▸ WORK INSTRUCTIONS: Take every line from the entries below that includes the word "tratamiento" and copy it.

▸ GIVEN ENTRIES:
#####

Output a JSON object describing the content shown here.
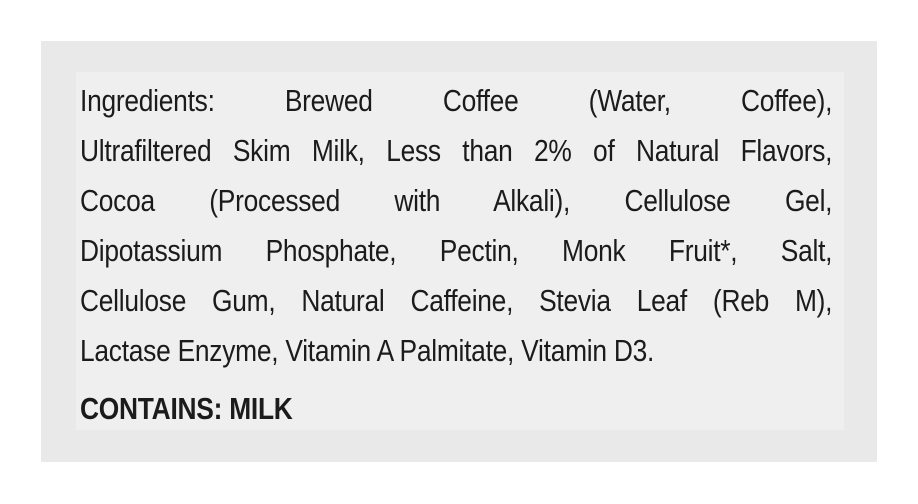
{
  "label": {
    "ingredient_lines": [
      "Ingredients: Brewed Coffee (Water, Coffee),",
      "Ultrafiltered Skim Milk, Less than 2% of Natural Flavors,",
      "Cocoa (Processed with Alkali), Cellulose Gel,",
      "Dipotassium Phosphate, Pectin, Monk Fruit*, Salt,",
      "Cellulose Gum, Natural Caffeine, Stevia Leaf (Reb M),",
      "Lactase Enzyme, Vitamin A Palmitate, Vitamin D3."
    ],
    "allergen_statement": "CONTAINS: MILK"
  }
}
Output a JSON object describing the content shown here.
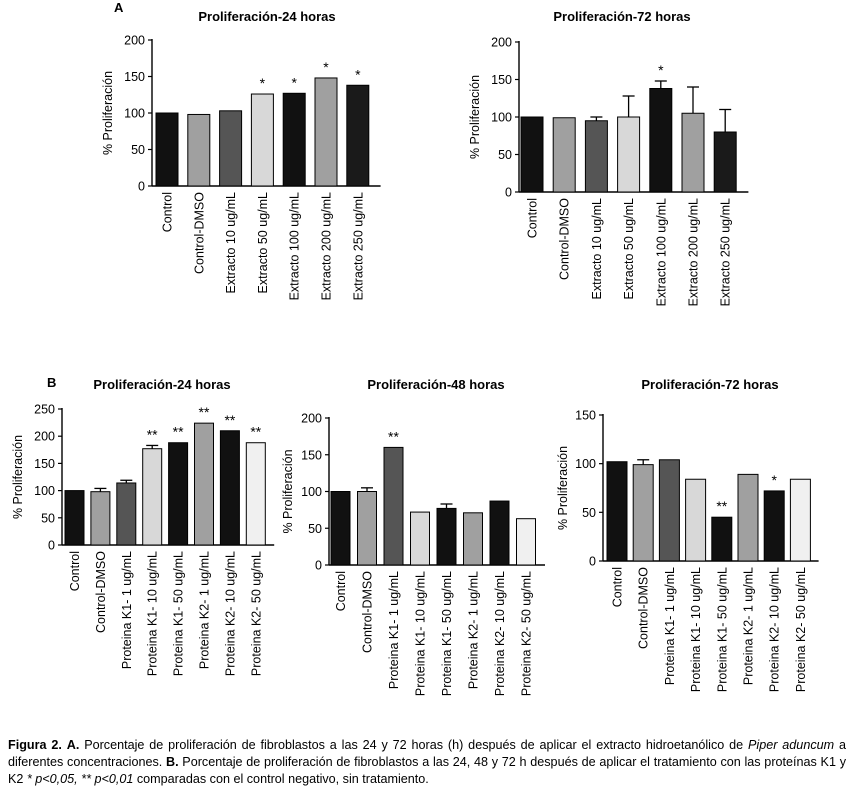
{
  "panels": {
    "a": "A",
    "b": "B"
  },
  "chart_data": [
    {
      "type": "bar",
      "title": "Proliferación-24 horas",
      "ylabel": "% Proliferación",
      "xlabel": "",
      "ylim": [
        0,
        200
      ],
      "yticks": [
        0,
        50,
        100,
        150,
        200
      ],
      "categories": [
        "Control",
        "Control-DMSO",
        "Extracto 10 ug/mL",
        "Extracto 50 ug/mL",
        "Extracto 100 ug/mL",
        "Extracto 200 ug/mL",
        "Extracto 250 ug/mL"
      ],
      "values": [
        100,
        98,
        103,
        126,
        127,
        148,
        138
      ],
      "errors": [
        0,
        0,
        0,
        0,
        0,
        0,
        0
      ],
      "significance": [
        "",
        "",
        "",
        "*",
        "*",
        "*",
        "*"
      ],
      "colors": [
        "#111111",
        "#a0a0a0",
        "#555555",
        "#d8d8d8",
        "#111111",
        "#a0a0a0",
        "#1a1a1a"
      ]
    },
    {
      "type": "bar",
      "title": "Proliferación-72 horas",
      "ylabel": "% Proliferación",
      "xlabel": "",
      "ylim": [
        0,
        200
      ],
      "yticks": [
        0,
        50,
        100,
        150,
        200
      ],
      "categories": [
        "Control",
        "Control-DMSO",
        "Extracto 10 ug/mL",
        "Extracto 50 ug/mL",
        "Extracto 100 ug/mL",
        "Extracto 200 ug/mL",
        "Extracto 250 ug/mL"
      ],
      "values": [
        100,
        99,
        95,
        100,
        138,
        105,
        80
      ],
      "errors": [
        0,
        0,
        5,
        28,
        10,
        35,
        30
      ],
      "significance": [
        "",
        "",
        "",
        "",
        "*",
        "",
        ""
      ],
      "colors": [
        "#111111",
        "#a0a0a0",
        "#555555",
        "#d8d8d8",
        "#111111",
        "#a0a0a0",
        "#1a1a1a"
      ]
    },
    {
      "type": "bar",
      "title": "Proliferación-24 horas",
      "ylabel": "% Proliferación",
      "xlabel": "",
      "ylim": [
        0,
        250
      ],
      "yticks": [
        0,
        50,
        100,
        150,
        200,
        250
      ],
      "categories": [
        "Control",
        "Control-DMSO",
        "Proteina K1- 1 ug/mL",
        "Proteina K1- 10 ug/mL",
        "Proteina K1- 50 ug/mL",
        "Proteina K2- 1 ug/mL",
        "Proteina K2- 10 ug/mL",
        "Proteina K2- 50 ug/mL"
      ],
      "values": [
        100,
        98,
        114,
        177,
        188,
        224,
        210,
        188
      ],
      "errors": [
        0,
        6,
        5,
        6,
        0,
        0,
        0,
        0
      ],
      "significance": [
        "",
        "",
        "",
        "**",
        "**",
        "**",
        "**",
        "**"
      ],
      "colors": [
        "#111111",
        "#a0a0a0",
        "#555555",
        "#d8d8d8",
        "#111111",
        "#a0a0a0",
        "#111111",
        "#f0f0f0"
      ]
    },
    {
      "type": "bar",
      "title": "Proliferación-48 horas",
      "ylabel": "% Proliferación",
      "xlabel": "",
      "ylim": [
        0,
        200
      ],
      "yticks": [
        0,
        50,
        100,
        150,
        200
      ],
      "categories": [
        "Control",
        "Control-DMSO",
        "Proteina K1- 1 ug/mL",
        "Proteina K1- 10 ug/mL",
        "Proteina K1- 50 ug/mL",
        "Proteina K2- 1 ug/mL",
        "Proteina K2- 10 ug/mL",
        "Proteina K2- 50 ug/mL"
      ],
      "values": [
        100,
        100,
        160,
        72,
        77,
        71,
        87,
        63
      ],
      "errors": [
        0,
        5,
        0,
        0,
        6,
        0,
        0,
        0
      ],
      "significance": [
        "",
        "",
        "**",
        "",
        "",
        "",
        "",
        ""
      ],
      "colors": [
        "#111111",
        "#a0a0a0",
        "#555555",
        "#d8d8d8",
        "#111111",
        "#a0a0a0",
        "#111111",
        "#f0f0f0"
      ]
    },
    {
      "type": "bar",
      "title": "Proliferación-72 horas",
      "ylabel": "% Proliferación",
      "xlabel": "",
      "ylim": [
        0,
        150
      ],
      "yticks": [
        0,
        50,
        100,
        150
      ],
      "categories": [
        "Control",
        "Control-DMSO",
        "Proteina K1- 1 ug/mL",
        "Proteina K1- 10 ug/mL",
        "Proteina K1- 50 ug/mL",
        "Proteina K2- 1 ug/mL",
        "Proteina K2- 10 ug/mL",
        "Proteina K2- 50 ug/mL"
      ],
      "values": [
        102,
        99,
        104,
        84,
        45,
        89,
        72,
        84
      ],
      "errors": [
        0,
        5,
        0,
        0,
        0,
        0,
        0,
        0
      ],
      "significance": [
        "",
        "",
        "",
        "",
        "**",
        "",
        "*",
        ""
      ],
      "colors": [
        "#111111",
        "#a0a0a0",
        "#555555",
        "#d8d8d8",
        "#111111",
        "#a0a0a0",
        "#111111",
        "#f0f0f0"
      ]
    }
  ],
  "caption": {
    "figure_label": "Figura 2.",
    "part_a_label": "A.",
    "part_a_text": " Porcentaje de proliferación de fibroblastos a las 24 y 72 horas (h) después de aplicar el extracto hidroetanólico de ",
    "species": "Piper aduncum",
    "part_a_end": " a diferentes concentraciones.",
    "part_b_label": " B.",
    "part_b_text": " Porcentaje de proliferación de fibroblastos a las 24, 48 y 72 h después de aplicar el tratamiento con las proteínas K1 y K2 ",
    "p1": "* p<0,05, ** p<0,01",
    "part_b_end": " comparadas con el control negativo, sin tratamiento."
  }
}
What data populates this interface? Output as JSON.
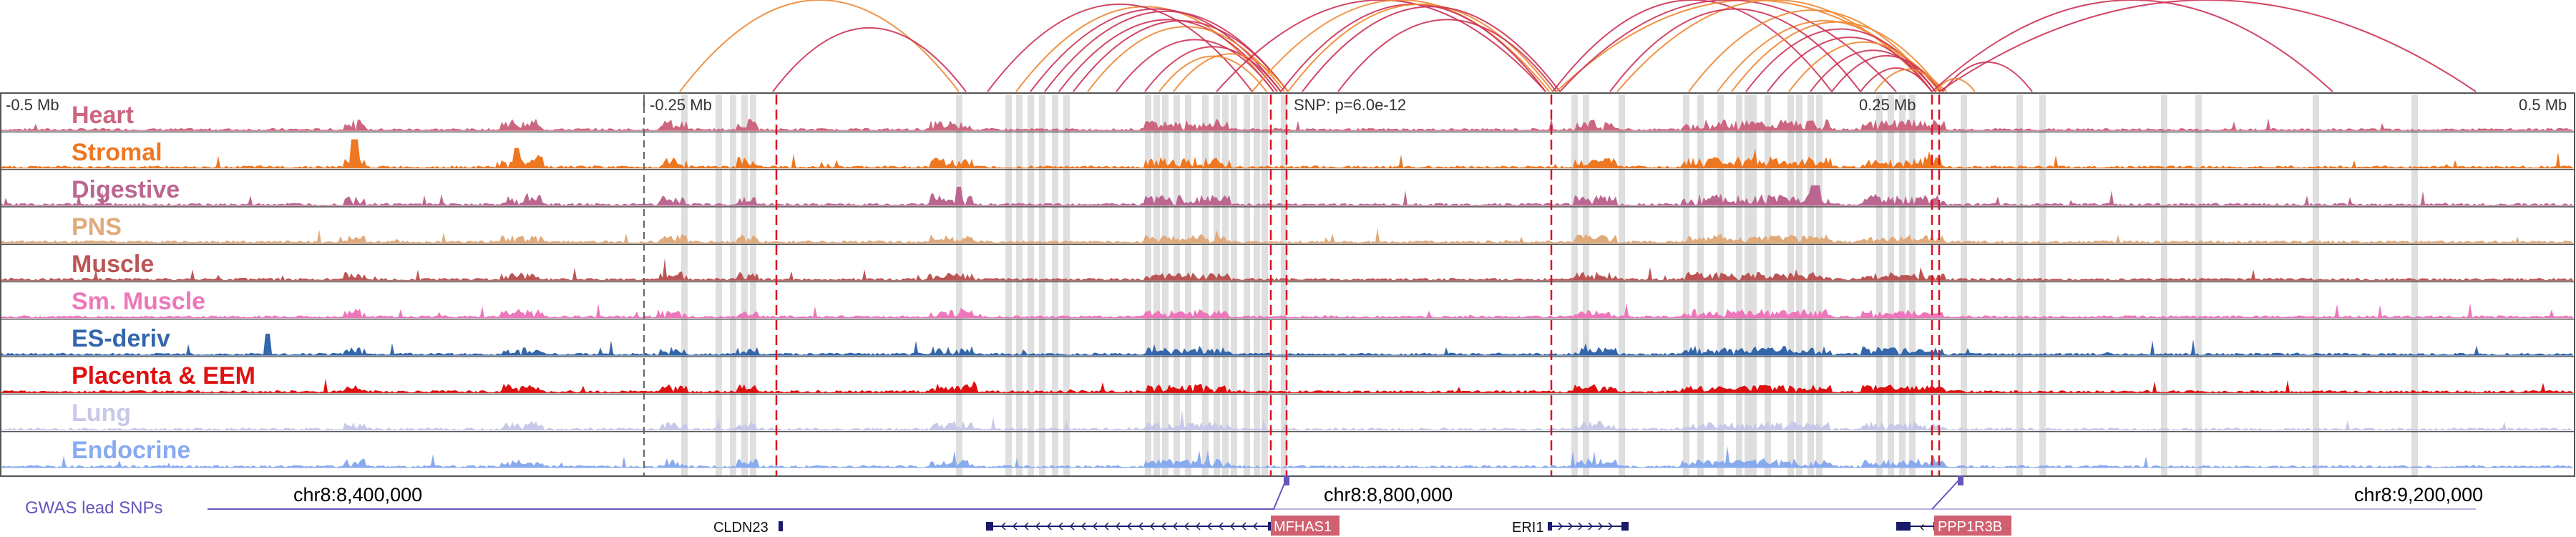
{
  "ruler": {
    "labels": [
      "-0.5 Mb",
      "-0.25 Mb",
      "0.25 Mb",
      "0.5 Mb"
    ],
    "snp_label": "SNP: p=6.0e-12"
  },
  "tracks": [
    {
      "name": "Heart",
      "color": "#cc6680"
    },
    {
      "name": "Stromal",
      "color": "#ee7722"
    },
    {
      "name": "Digestive",
      "color": "#bb6690"
    },
    {
      "name": "PNS",
      "color": "#e0aa7a"
    },
    {
      "name": "Muscle",
      "color": "#bb5555"
    },
    {
      "name": "Sm. Muscle",
      "color": "#ee77bb"
    },
    {
      "name": "ES-deriv",
      "color": "#3366aa"
    },
    {
      "name": "Placenta & EEM",
      "color": "#dd1111"
    },
    {
      "name": "Lung",
      "color": "#c8c8e8"
    },
    {
      "name": "Endocrine",
      "color": "#88aaee"
    }
  ],
  "gwas": {
    "label": "GWAS lead SNPs",
    "color": "#6655bb"
  },
  "coordinates": [
    "chr8:8,400,000",
    "chr8:8,800,000",
    "chr8:9,200,000"
  ],
  "genes": [
    {
      "name": "CLDN23",
      "highlight": false
    },
    {
      "name": "MFHAS1",
      "highlight": true
    },
    {
      "name": "ERI1",
      "highlight": false
    },
    {
      "name": "PPP1R3B",
      "highlight": true
    }
  ],
  "colors": {
    "loop_red": "#cc3355",
    "loop_orange": "#ee8833",
    "snp_line": "#dd1122",
    "highlight_band": "#d9d9d9",
    "gene_highlight_bg": "#d06070",
    "gene_structure": "#1a1a6a"
  }
}
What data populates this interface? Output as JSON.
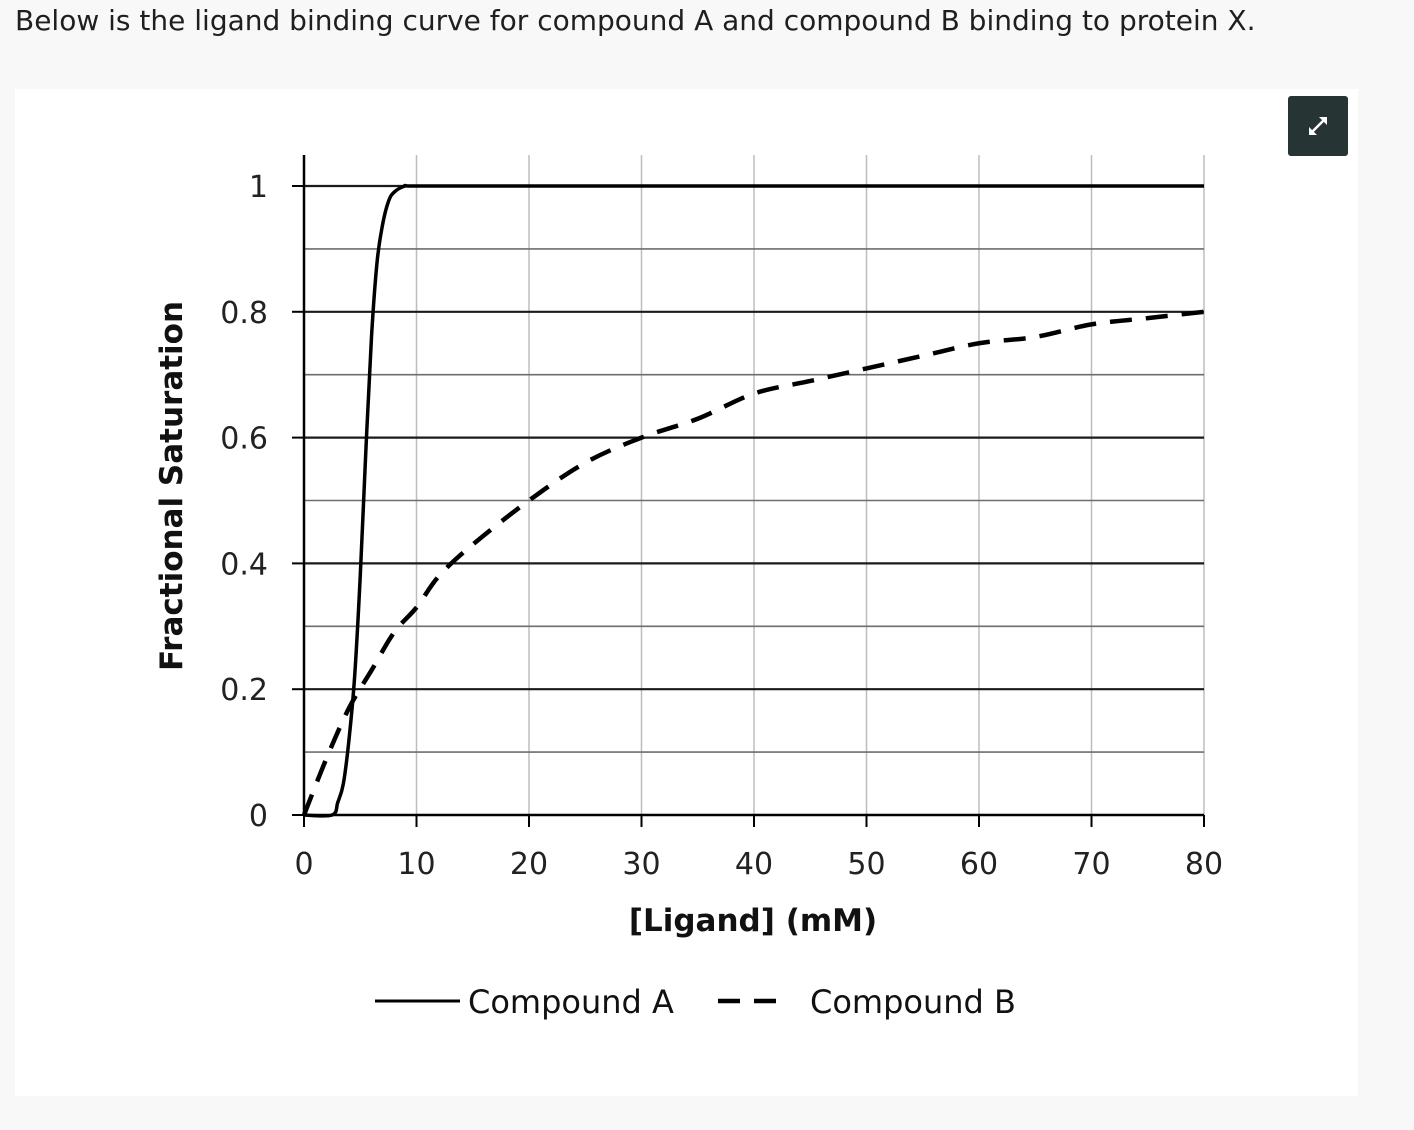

#####

▸ EXPECTED ANSWER:
    "part_b_text": " Porcentaje de proliferación de fibroblastos a las 24, 48 y 72 h después de aplicar el tratamiento con las proteínas K1 y K2 ",
    "part_b_end": " comparadas con el control negativo, sin tratamiento."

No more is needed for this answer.